[START RAW DATA]

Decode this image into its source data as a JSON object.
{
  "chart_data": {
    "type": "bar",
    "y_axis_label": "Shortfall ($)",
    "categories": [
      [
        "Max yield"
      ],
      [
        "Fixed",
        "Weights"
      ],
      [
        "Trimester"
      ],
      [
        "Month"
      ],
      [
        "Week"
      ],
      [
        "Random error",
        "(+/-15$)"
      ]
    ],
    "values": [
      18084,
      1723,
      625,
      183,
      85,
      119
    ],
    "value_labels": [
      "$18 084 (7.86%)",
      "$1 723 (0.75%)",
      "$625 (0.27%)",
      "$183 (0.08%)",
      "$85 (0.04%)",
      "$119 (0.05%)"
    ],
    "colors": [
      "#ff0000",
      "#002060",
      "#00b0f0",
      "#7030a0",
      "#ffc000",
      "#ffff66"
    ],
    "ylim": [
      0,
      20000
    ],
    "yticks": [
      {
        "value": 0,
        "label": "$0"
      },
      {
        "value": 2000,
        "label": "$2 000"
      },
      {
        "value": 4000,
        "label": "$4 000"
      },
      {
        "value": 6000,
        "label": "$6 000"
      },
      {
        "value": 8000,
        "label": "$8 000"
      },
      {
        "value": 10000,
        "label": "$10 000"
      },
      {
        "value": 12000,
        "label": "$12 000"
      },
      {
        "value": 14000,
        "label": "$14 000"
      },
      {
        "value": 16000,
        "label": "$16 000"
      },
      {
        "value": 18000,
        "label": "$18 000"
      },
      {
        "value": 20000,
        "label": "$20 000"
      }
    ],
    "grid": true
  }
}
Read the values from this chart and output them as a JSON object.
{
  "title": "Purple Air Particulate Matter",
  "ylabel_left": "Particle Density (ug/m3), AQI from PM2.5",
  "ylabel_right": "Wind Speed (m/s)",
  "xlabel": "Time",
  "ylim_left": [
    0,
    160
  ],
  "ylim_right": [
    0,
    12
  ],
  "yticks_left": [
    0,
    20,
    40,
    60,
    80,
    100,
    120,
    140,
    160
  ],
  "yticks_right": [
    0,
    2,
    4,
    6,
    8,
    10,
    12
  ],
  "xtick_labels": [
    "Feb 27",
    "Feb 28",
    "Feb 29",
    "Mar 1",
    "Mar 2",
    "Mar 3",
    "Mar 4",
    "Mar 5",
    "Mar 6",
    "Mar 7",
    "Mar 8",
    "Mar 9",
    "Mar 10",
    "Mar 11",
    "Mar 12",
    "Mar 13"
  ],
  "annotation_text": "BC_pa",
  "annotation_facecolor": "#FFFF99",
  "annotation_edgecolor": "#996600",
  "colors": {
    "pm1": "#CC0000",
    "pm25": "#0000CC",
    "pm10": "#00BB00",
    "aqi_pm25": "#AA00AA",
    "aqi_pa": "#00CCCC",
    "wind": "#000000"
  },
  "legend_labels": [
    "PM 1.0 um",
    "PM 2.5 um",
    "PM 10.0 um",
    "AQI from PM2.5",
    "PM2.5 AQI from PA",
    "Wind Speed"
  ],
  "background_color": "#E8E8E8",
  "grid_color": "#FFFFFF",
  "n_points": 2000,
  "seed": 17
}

[END RAW DATA]

> **INSTRUCTION**: Count how many lines include the string "from". Nothing but the number is needed.

> **ANSWER TO THIS EXERCISE**: 4